A word-for-word copy of the data, with no images, is the required answer.

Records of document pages

┌──

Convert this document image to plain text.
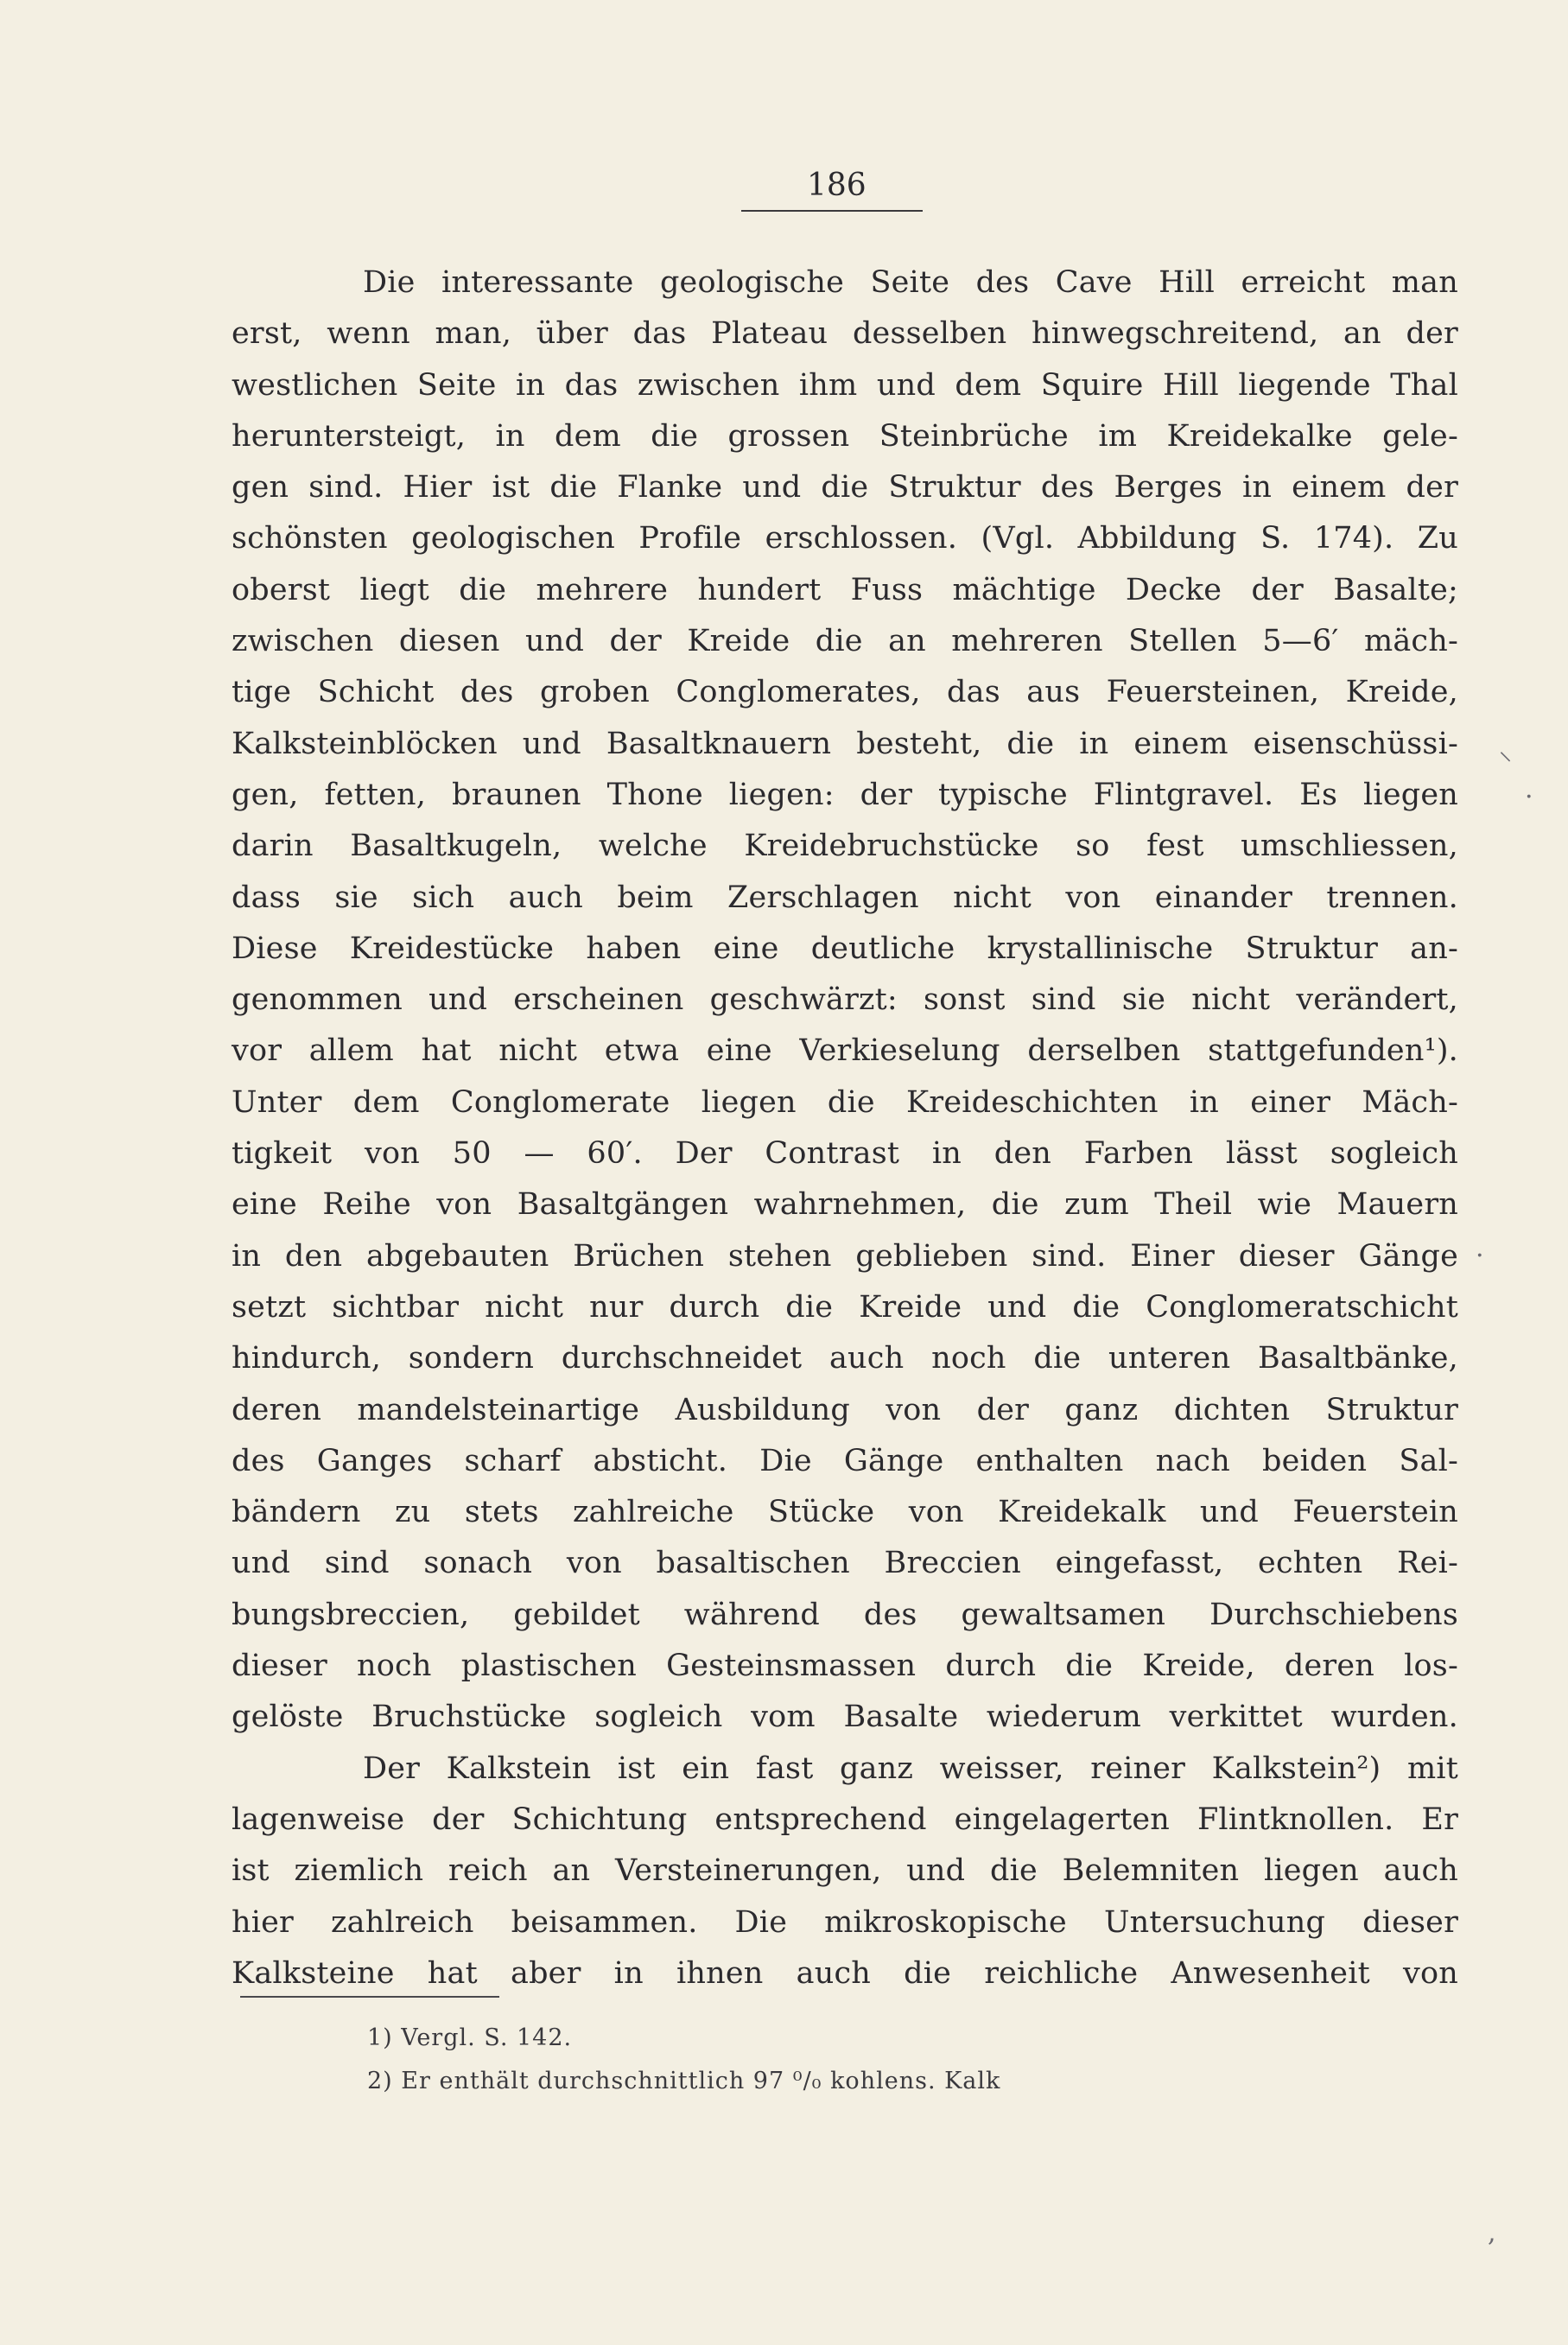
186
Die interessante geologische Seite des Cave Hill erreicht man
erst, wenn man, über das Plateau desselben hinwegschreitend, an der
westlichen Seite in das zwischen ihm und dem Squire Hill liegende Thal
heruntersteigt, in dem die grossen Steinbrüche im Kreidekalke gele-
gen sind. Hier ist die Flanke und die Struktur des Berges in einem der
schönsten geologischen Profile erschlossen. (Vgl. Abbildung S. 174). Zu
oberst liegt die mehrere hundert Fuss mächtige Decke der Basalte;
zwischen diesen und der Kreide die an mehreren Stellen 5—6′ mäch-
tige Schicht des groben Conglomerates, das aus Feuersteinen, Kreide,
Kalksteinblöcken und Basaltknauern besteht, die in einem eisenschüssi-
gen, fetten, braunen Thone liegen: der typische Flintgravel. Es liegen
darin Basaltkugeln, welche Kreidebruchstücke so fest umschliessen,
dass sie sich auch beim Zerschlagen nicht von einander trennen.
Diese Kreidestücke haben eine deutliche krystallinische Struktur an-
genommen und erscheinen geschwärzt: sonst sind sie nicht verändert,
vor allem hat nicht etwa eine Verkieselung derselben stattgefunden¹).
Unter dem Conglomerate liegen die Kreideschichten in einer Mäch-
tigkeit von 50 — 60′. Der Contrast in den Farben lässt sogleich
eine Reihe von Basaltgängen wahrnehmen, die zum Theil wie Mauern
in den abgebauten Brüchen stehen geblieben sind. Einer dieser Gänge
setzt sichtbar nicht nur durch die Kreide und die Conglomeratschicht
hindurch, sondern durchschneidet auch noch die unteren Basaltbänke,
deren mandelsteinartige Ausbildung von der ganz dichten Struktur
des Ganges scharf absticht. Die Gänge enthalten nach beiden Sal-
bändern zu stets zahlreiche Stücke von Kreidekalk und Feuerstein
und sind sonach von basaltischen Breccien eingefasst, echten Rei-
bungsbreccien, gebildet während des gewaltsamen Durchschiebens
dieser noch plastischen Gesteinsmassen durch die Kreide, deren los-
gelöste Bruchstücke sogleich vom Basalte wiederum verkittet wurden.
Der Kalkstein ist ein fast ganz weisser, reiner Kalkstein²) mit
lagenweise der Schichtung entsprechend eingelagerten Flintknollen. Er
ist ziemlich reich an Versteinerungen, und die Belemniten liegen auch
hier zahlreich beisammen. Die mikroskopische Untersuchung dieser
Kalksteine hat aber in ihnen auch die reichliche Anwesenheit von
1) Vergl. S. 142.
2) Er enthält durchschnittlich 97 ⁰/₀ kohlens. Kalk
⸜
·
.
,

└──

REPLY TO THE EXERCISE:
Convert this document image to plain text.
186
Die interessante geologische Seite des Cave Hill erreicht man
erst, wenn man, über das Plateau desselben hinwegschreitend, an der
westlichen Seite in das zwischen ihm und dem Squire Hill liegende Thal
heruntersteigt, in dem die grossen Steinbrüche im Kreidekalke gele-
gen sind. Hier ist die Flanke und die Struktur des Berges in einem der
schönsten geologischen Profile erschlossen. (Vgl. Abbildung S. 174). Zu
oberst liegt die mehrere hundert Fuss mächtige Decke der Basalte;
zwischen diesen und der Kreide die an mehreren Stellen 5—6′ mäch-
tige Schicht des groben Conglomerates, das aus Feuersteinen, Kreide,
Kalksteinblöcken und Basaltknauern besteht, die in einem eisenschüssi-
gen, fetten, braunen Thone liegen: der typische Flintgravel. Es liegen
darin Basaltkugeln, welche Kreidebruchstücke so fest umschliessen,
dass sie sich auch beim Zerschlagen nicht von einander trennen.
Diese Kreidestücke haben eine deutliche krystallinische Struktur an-
genommen und erscheinen geschwärzt: sonst sind sie nicht verändert,
vor allem hat nicht etwa eine Verkieselung derselben stattgefunden¹).
Unter dem Conglomerate liegen die Kreideschichten in einer Mäch-
tigkeit von 50 — 60′. Der Contrast in den Farben lässt sogleich
eine Reihe von Basaltgängen wahrnehmen, die zum Theil wie Mauern
in den abgebauten Brüchen stehen geblieben sind. Einer dieser Gänge
setzt sichtbar nicht nur durch die Kreide und die Conglomeratschicht
hindurch, sondern durchschneidet auch noch die unteren Basaltbänke,
deren mandelsteinartige Ausbildung von der ganz dichten Struktur
des Ganges scharf absticht. Die Gänge enthalten nach beiden Sal-
bändern zu stets zahlreiche Stücke von Kreidekalk und Feuerstein
und sind sonach von basaltischen Breccien eingefasst, echten Rei-
bungsbreccien, gebildet während des gewaltsamen Durchschiebens
dieser noch plastischen Gesteinsmassen durch die Kreide, deren los-
gelöste Bruchstücke sogleich vom Basalte wiederum verkittet wurden.
Der Kalkstein ist ein fast ganz weisser, reiner Kalkstein²) mit
lagenweise der Schichtung entsprechend eingelagerten Flintknollen. Er
ist ziemlich reich an Versteinerungen, und die Belemniten liegen auch
hier zahlreich beisammen. Die mikroskopische Untersuchung dieser
Kalksteine hat aber in ihnen auch die reichliche Anwesenheit von
1) Vergl. S. 142.
2) Er enthält durchschnittlich 97 ⁰/₀ kohlens. Kalk
⸜
·
.
,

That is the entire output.